## WORKING DATA
────────────────────────────────────────
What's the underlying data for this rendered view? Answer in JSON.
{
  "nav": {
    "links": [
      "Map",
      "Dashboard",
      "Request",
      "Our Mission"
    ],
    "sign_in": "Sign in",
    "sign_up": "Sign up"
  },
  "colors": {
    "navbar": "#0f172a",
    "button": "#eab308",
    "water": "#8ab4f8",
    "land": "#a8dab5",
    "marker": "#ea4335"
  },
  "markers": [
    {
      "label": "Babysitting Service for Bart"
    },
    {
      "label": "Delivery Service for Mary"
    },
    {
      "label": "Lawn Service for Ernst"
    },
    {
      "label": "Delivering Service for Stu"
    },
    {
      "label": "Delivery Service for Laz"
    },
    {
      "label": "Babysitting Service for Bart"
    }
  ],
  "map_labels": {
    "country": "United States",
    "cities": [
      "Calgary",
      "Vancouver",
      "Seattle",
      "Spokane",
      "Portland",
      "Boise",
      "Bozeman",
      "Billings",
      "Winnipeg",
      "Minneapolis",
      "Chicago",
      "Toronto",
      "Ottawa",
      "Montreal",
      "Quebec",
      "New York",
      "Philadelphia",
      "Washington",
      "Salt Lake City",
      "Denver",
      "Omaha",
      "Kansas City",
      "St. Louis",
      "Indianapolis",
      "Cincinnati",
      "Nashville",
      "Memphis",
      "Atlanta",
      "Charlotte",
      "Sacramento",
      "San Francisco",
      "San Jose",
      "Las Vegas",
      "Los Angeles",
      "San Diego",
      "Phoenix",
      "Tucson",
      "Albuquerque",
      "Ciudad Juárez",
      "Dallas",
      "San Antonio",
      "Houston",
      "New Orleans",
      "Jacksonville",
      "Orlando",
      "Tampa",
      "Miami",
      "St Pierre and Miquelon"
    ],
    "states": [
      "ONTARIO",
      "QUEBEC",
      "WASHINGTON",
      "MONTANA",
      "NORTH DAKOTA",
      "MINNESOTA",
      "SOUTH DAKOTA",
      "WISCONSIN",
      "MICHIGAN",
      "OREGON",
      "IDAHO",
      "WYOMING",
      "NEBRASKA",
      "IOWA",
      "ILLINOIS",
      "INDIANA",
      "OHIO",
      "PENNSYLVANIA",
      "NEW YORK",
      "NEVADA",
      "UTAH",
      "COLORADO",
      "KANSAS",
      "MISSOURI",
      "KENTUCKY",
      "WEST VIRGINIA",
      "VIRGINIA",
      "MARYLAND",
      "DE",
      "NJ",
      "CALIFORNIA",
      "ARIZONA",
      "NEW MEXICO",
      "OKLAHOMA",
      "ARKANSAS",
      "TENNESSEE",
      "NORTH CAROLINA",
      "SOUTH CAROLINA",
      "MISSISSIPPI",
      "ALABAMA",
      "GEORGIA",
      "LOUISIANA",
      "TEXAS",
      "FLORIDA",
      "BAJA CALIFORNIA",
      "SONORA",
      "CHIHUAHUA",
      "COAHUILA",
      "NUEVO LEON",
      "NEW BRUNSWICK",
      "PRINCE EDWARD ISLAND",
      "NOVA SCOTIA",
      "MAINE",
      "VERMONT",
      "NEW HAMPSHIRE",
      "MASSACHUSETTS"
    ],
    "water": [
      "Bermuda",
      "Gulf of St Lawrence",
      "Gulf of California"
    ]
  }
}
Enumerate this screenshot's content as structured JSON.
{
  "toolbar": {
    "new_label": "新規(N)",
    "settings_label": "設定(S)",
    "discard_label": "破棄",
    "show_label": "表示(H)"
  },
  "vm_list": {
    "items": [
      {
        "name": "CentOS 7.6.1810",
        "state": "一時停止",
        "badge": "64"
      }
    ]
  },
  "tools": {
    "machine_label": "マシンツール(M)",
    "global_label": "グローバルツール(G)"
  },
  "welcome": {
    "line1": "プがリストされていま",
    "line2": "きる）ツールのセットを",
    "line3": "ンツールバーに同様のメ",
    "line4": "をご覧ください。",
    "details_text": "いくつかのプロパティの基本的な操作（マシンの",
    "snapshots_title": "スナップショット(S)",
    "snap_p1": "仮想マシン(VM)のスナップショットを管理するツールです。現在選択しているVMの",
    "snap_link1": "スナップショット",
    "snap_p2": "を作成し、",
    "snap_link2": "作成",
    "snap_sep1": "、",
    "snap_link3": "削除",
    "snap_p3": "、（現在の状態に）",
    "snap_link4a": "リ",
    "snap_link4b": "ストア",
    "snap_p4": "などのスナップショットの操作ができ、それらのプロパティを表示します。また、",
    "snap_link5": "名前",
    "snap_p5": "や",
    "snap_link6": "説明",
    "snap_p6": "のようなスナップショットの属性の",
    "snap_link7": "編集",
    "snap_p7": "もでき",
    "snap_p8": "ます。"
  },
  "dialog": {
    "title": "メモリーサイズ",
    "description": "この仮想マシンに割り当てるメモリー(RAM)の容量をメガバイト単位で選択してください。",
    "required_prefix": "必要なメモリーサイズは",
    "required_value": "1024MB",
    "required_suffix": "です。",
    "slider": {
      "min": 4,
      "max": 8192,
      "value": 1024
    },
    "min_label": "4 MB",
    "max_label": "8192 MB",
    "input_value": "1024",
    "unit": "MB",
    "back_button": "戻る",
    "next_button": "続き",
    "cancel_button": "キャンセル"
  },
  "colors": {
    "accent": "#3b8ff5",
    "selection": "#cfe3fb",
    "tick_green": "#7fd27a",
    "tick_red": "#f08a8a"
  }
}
────────────────────────────────────────
## YOUR TASK
Using the exact wording, write out all of the records.

## FINAL RESULT
What's the underlying data for this rendered view? Answer in JSON.
{
  "nav": {
    "links": [
      "Map",
      "Dashboard",
      "Request",
      "Our Mission"
    ],
    "sign_in": "Sign in",
    "sign_up": "Sign up"
  },
  "colors": {
    "navbar": "#0f172a",
    "button": "#eab308",
    "water": "#8ab4f8",
    "land": "#a8dab5",
    "marker": "#ea4335"
  },
  "markers": [
    {
      "label": "Babysitting Service for Bart"
    },
    {
      "label": "Delivery Service for Mary"
    },
    {
      "label": "Lawn Service for Ernst"
    },
    {
      "label": "Delivering Service for Stu"
    },
    {
      "label": "Delivery Service for Laz"
    },
    {
      "label": "Babysitting Service for Bart"
    }
  ],
  "map_labels": {
    "country": "United States",
    "cities": [
      "Calgary",
      "Vancouver",
      "Seattle",
      "Spokane",
      "Portland",
      "Boise",
      "Bozeman",
      "Billings",
      "Winnipeg",
      "Minneapolis",
      "Chicago",
      "Toronto",
      "Ottawa",
      "Montreal",
      "Quebec",
      "New York",
      "Philadelphia",
      "Washington",
      "Salt Lake City",
      "Denver",
      "Omaha",
      "Kansas City",
      "St. Louis",
      "Indianapolis",
      "Cincinnati",
      "Nashville",
      "Memphis",
      "Atlanta",
      "Charlotte",
      "Sacramento",
      "San Francisco",
      "San Jose",
      "Las Vegas",
      "Los Angeles",
      "San Diego",
      "Phoenix",
      "Tucson",
      "Albuquerque",
      "Ciudad Juárez",
      "Dallas",
      "San Antonio",
      "Houston",
      "New Orleans",
      "Jacksonville",
      "Orlando",
      "Tampa",
      "Miami",
      "St Pierre and Miquelon"
    ],
    "states": [
      "ONTARIO",
      "QUEBEC",
      "WASHINGTON",
      "MONTANA",
      "NORTH DAKOTA",
      "MINNESOTA",
      "SOUTH DAKOTA",
      "WISCONSIN",
      "MICHIGAN",
      "OREGON",
      "IDAHO",
      "WYOMING",
      "NEBRASKA",
      "IOWA",
      "ILLINOIS",
      "INDIANA",
      "OHIO",
      "PENNSYLVANIA",
      "NEW YORK",
      "NEVADA",
      "UTAH",
      "COLORADO",
      "KANSAS",
      "MISSOURI",
      "KENTUCKY",
      "WEST VIRGINIA",
      "VIRGINIA",
      "MARYLAND",
      "DE",
      "NJ",
      "CALIFORNIA",
      "ARIZONA",
      "NEW MEXICO",
      "OKLAHOMA",
      "ARKANSAS",
      "TENNESSEE",
      "NORTH CAROLINA",
      "SOUTH CAROLINA",
      "MISSISSIPPI",
      "ALABAMA",
      "GEORGIA",
      "LOUISIANA",
      "TEXAS",
      "FLORIDA",
      "BAJA CALIFORNIA",
      "SONORA",
      "CHIHUAHUA",
      "COAHUILA",
      "NUEVO LEON",
      "NEW BRUNSWICK",
      "PRINCE EDWARD ISLAND",
      "NOVA SCOTIA",
      "MAINE",
      "VERMONT",
      "NEW HAMPSHIRE",
      "MASSACHUSETTS"
    ],
    "water": [
      "Bermuda",
      "Gulf of St Lawrence",
      "Gulf of California"
    ]
  }
}
Enumerate this screenshot's content as structured JSON.
{
  "toolbar": {
    "new_label": "新規(N)",
    "settings_label": "設定(S)",
    "discard_label": "破棄",
    "show_label": "表示(H)"
  },
  "vm_list": {
    "items": [
      {
        "name": "CentOS 7.6.1810",
        "state": "一時停止",
        "badge": "64"
      }
    ]
  },
  "tools": {
    "machine_label": "マシンツール(M)",
    "global_label": "グローバルツール(G)"
  },
  "welcome": {
    "line1": "プがリストされていま",
    "line2": "きる）ツールのセットを",
    "line3": "ンツールバーに同様のメ",
    "line4": "をご覧ください。",
    "details_text": "いくつかのプロパティの基本的な操作（マシンの",
    "snapshots_title": "スナップショット(S)",
    "snap_p1": "仮想マシン(VM)のスナップショットを管理するツールです。現在選択しているVMの",
    "snap_link1": "スナップショット",
    "snap_p2": "を作成し、",
    "snap_link2": "作成",
    "snap_sep1": "、",
    "snap_link3": "削除",
    "snap_p3": "、（現在の状態に）",
    "snap_link4a": "リ",
    "snap_link4b": "ストア",
    "snap_p4": "などのスナップショットの操作ができ、それらのプロパティを表示します。また、",
    "snap_link5": "名前",
    "snap_p5": "や",
    "snap_link6": "説明",
    "snap_p6": "のようなスナップショットの属性の",
    "snap_link7": "編集",
    "snap_p7": "もでき",
    "snap_p8": "ます。"
  },
  "dialog": {
    "title": "メモリーサイズ",
    "description": "この仮想マシンに割り当てるメモリー(RAM)の容量をメガバイト単位で選択してください。",
    "required_prefix": "必要なメモリーサイズは",
    "required_value": "1024MB",
    "required_suffix": "です。",
    "slider": {
      "min": 4,
      "max": 8192,
      "value": 1024
    },
    "min_label": "4 MB",
    "max_label": "8192 MB",
    "input_value": "1024",
    "unit": "MB",
    "back_button": "戻る",
    "next_button": "続き",
    "cancel_button": "キャンセル"
  },
  "colors": {
    "accent": "#3b8ff5",
    "selection": "#cfe3fb",
    "tick_green": "#7fd27a",
    "tick_red": "#f08a8a"
  }
}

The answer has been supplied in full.